#### [Requirement 1]
From the hunting post, reproduce the passage that begins at the words "Early season is" and stops after the words "into the plots.".
#### [Requirement 2]
In the hunting post, why did the writer go out hunting even though it had been hot? Answer in one to three sentences.

#### [Article]
= = = = =
Early season is tough. My wife bought a new thermacell and I have to get it out of the package to try and figure out how to use it...

Good luck to you!
Yea guys it has been hot. Major cool down with high temps in 50s by Fri. May make for good hunt. I honestly went hunting since despite the heat, it was a NW wind with a front coming in next day. Deer were def moving, but bucks still laying low. Acorns falling so they are scattered coming into the plots.
As for the bow it is a Great Plains. I've been pleased with it. With high tech strings, graphite arrows, amazing broad heads, not the bow of old for sure. I still shoot off shelf, but have used rests in past. I also use a finger tab. I have used gloves and no glove string in past. The silencers are beaver fur. I still use brush protectors on string since I will still hunt at times. It plopped 2 arrows on the bull from 30 yards before I went hunting Sat., but hitting target not the same as a deer of course. My stands for recurve are set for a 15-20 yd shot, never would do further these days. As some of you know, its is very enjoyable and addicting hobby. Something about the simplicity of no sights, no mechanics, just you and the bow. And on the ground is as one with the deer as a hunt can be. Like my Mattews, but love the recurve.
= = = = =
#### [Data shown]
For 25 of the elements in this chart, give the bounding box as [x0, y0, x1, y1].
= = = = =
#### [Exercise solution 1]
Early season is tough. My wife bought a new thermacell and I have to get it out of the package to try and figure out how to use it...

Good luck to you!
Yea guys it has been hot. Major cool down with high temps in 50s by Fri. May make for good hunt. I honestly went hunting since despite the heat, it was a NW wind with a front coming in next day. Deer were def moving, but bucks still laying low. Acorns falling so they are scattered coming into the plots.

#### [Exercise solution 2]
The writer went despite the heat because there was a northwest wind and a front was coming in the next day.